• [Trecho para leitura]:
● ● ● ●
Para a codiretora executiva do Olabi e coordenadora da PretaLab, Silvana Bahia, a diversidade é a resposta para o futuro. “Esse é o momento perfeito para essa mudança acontecer. As empresas estão começando a olhar para o tema racial com mais atenção e, inclusive tentando identificar se são racistas. Isso está gerando um apelo maior para a contratação de pessoas diversas”, avalia a especialista.

E ela fala com propriedade de causa. Está à frente da Olabi, uma organização social que busca democratizar a produção de tecnologia na construção de um mundo mais diverso e justo. Já a PretaLab surgiu em 2017, como parte dessa iniciativa maior, justamente, para tentar endereçar esse tema da presença da mulher negra nas áreas de tecnologia e inovação.

E olha que precisamos evoluir muito nisso. Embora mais da metade da população do País seja formada por mulheres, o mercado de tecnologia é formado predominantemente por homens (68,3%) e pessoas brancas (58,3%). Em 21% das equipes de tecnologia do País, não há sequer uma mulher, enquanto em 32,7% dos casos não há nenhuma pessoa negra. Os dados são da pesquisa Quem Coda o Brasil, realizada no ano passado pela PretaLab em parceria com a ThoughtWorks, consultoria global de software. “Queremos criar pontes entre mulheres negras que querem trabalhar no mercado de tecnologia e as corporações que desejam trazer diversidade para suas ações”, comenta Silvana.

Segundo ela, relatórios mostram que as empresas com diversidade racial performam 33% melhor nos lucros. Mas, para além desses dados, os serviços e produtos melhoram. “A inovação não vai acontecer se não tivermos diferentes olhares sobre uma mesma coisa. Se todos pensarem igual, é muito difícil inovar”, analisa.

Neste sentido, outra questão importante é pensar que as pessoas estão usando cada vez mais tecnologias no seu dia a dia, mas essas soluções estão sendo pensadas e criadas por um perfil único de profissionais, que naturalmente vai desenhar nos produtos e soluções, como um aplicativo, de acordo com as suas experiências de vida.
● ● ● ●
• [Tarefas propostas]:
A. Com base no trecho sobre diversidade na tecnologia, responda:
(i) Em que ano surgiu a PretaLab?
(ii) Em qual percentual das equipes de tecnologia do País não há nenhuma pessoa negra?
(iii) Segundo os relatórios citados por Silvana Bahia, quanto melhor performam nos lucros as empresas com diversidade racial?
B. Prossiga o trecho sobre diversidade na tecnologia a partir do ponto em que ele termina.

Registros de dados armazenados
● ● ● ●
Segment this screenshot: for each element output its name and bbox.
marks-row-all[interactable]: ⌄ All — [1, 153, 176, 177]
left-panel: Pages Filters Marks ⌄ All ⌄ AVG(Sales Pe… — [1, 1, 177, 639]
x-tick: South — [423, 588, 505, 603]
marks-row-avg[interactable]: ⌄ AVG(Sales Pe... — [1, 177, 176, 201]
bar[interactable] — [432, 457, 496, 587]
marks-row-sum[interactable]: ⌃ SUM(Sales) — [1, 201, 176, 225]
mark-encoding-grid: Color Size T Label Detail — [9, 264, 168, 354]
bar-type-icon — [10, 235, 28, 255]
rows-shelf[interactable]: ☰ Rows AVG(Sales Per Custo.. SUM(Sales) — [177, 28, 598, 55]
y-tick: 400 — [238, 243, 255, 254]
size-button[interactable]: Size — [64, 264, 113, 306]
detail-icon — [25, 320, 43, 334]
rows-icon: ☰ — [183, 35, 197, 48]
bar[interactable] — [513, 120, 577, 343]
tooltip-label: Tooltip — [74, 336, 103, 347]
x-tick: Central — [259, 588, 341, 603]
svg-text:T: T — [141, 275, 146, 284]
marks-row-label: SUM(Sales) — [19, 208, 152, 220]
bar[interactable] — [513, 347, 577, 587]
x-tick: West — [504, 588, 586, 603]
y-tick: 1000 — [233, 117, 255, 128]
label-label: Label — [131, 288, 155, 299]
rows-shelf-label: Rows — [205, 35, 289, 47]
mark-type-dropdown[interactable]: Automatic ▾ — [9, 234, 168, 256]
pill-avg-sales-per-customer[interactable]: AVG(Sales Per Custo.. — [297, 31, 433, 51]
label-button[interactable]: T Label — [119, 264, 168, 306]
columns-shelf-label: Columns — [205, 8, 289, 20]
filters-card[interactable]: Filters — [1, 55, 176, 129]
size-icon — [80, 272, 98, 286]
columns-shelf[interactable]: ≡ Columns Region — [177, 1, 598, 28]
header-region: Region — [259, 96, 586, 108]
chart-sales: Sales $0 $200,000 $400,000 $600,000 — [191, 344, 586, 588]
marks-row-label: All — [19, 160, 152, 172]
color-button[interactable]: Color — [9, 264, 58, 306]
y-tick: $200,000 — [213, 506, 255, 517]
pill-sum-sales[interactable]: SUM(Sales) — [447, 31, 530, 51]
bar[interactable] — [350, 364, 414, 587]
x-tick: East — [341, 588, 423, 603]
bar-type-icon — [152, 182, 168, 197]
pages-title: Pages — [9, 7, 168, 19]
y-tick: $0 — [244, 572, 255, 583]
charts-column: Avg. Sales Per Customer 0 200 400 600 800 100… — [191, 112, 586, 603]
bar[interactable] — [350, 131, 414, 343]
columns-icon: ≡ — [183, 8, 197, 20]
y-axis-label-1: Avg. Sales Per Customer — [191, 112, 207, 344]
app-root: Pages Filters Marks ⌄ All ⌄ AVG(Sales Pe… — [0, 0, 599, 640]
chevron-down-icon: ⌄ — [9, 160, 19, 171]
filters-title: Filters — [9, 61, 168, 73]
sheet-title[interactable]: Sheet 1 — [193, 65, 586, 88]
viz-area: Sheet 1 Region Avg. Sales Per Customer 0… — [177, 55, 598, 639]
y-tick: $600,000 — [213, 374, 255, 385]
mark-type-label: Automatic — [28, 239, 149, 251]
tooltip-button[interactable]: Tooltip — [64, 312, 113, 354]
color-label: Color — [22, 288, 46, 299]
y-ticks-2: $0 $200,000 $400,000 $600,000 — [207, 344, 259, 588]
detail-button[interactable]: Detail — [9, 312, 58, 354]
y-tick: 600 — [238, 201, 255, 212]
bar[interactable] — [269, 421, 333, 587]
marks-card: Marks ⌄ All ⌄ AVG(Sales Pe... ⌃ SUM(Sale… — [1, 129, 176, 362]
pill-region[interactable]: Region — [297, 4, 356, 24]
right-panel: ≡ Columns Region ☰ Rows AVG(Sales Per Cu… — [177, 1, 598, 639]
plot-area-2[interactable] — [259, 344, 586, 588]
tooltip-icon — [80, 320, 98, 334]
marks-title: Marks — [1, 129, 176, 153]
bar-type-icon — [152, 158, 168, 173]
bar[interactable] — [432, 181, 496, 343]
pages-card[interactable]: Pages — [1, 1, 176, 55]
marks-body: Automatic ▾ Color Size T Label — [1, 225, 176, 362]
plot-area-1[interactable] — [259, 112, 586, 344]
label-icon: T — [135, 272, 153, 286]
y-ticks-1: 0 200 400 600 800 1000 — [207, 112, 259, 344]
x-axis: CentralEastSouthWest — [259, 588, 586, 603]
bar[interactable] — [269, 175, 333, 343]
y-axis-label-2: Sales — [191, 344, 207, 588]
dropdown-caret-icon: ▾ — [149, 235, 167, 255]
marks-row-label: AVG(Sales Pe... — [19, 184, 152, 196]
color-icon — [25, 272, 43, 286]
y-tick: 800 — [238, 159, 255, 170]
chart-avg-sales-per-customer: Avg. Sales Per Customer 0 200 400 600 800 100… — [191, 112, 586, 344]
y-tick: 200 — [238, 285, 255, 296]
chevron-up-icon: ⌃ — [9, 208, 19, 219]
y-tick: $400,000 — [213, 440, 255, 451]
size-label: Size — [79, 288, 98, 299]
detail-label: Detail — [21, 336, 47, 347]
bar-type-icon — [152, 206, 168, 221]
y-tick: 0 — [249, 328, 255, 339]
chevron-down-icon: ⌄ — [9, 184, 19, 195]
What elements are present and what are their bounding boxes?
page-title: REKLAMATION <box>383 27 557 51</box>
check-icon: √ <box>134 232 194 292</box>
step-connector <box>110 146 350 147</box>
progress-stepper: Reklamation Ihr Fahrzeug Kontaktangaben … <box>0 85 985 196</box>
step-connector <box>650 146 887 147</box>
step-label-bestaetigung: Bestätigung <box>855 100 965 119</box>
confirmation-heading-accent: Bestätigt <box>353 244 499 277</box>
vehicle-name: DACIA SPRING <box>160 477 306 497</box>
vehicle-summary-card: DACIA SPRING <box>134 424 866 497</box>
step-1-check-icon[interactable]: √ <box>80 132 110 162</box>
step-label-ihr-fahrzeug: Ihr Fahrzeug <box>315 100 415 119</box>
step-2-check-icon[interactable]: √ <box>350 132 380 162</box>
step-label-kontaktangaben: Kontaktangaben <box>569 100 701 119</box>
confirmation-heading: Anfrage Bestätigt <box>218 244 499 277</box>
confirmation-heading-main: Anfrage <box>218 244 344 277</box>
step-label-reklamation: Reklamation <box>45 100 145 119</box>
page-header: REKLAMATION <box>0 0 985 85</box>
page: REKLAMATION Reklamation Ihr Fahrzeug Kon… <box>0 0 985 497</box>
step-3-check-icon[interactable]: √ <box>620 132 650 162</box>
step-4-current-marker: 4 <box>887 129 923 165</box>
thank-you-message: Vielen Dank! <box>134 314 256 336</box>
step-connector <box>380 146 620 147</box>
● ● ● ●
• [Respostas por tarefa]:
A.
(i) Em 2017.
(ii) Em 32,7% dos casos.
(iii) 33% melhor.

B.
“Quem trabalha hoje em dia com tecnologia são, basicamente, homens brancos, de classe média alta, que nunca pararam de estudar e que viajam. Estamos construindo um conjunto de tecnologias, mas que ainda é produzido por tipos específicos de pessoas, sem a questão da diversidade”, explica.

Como as empresas devem agir?

O primeiro passo é os gestores reconhecerem que essa é uma questão importante. O momento seguinte é pensar em como inserir mais indivíduos nesse mundo da tecnologia. Não é só contratar, é preciso entender a realidade destas pessoas e investir nelas para retê-las.

Alguns questionamentos precisam ser feitos. Será que os processos devem ser iguais para quem demora duas horas para chegar ao trabalho, pega vários ônibus e tem filhos em comparação a alguém que mora perto do escritório, tem carro e é solteiro? É inclusivo exigir fluência em inglês nas vagas, já que a parcela da população que não pode se preparar vai continuar excluída? Um caminho alternativo mais efetivo seria, por exemplo, ensinar o idioma para essas pessoas. “A diversidade não vem pronta, precisa ser construída. É um investimento de longo prazo, Não é questão de assistencialismo, mas de compromisso social para começarmos a diminuir esse muro que separa os negros dos brancos”, destaca Silvana.

A gestora do Olabi e coordenadora da PretaLab avalia que a questão racial é tão complexa quanto a de gênero. As pessoas, muitas vezes, acham que racismo está em xingar alguém. Para ela, não é só sobre jogar bananas no campo de futebol para ofender jogadores pretos. Passa por processos de uma vida inteira sem ver pessoas negras ocupando alguns espaços.

“O racismo está evidenciado quando olhamos para uma empresa com 100 funcionários e vemos que as pessoas negras não estão nos cargos mais altos e nem nos intermediários, e sim como auxiliares gerais e segurança.” 

Perfil: Silvana Bahia é diretora do Olabi, organização social com foco em inovação, tecnologia e diversidade, por onde coordena a PretaLab e outras iniciativas. Pesquisadora do Grupo de Pesquisa em Políticas e Economia da Informação e da Comunicação do Programa de Pós-Graduação em Comunicação da Universidade Federal do Rio de Janeiro, mestre em Cultura e Territorialidades pela Universidade Federal Fluminense.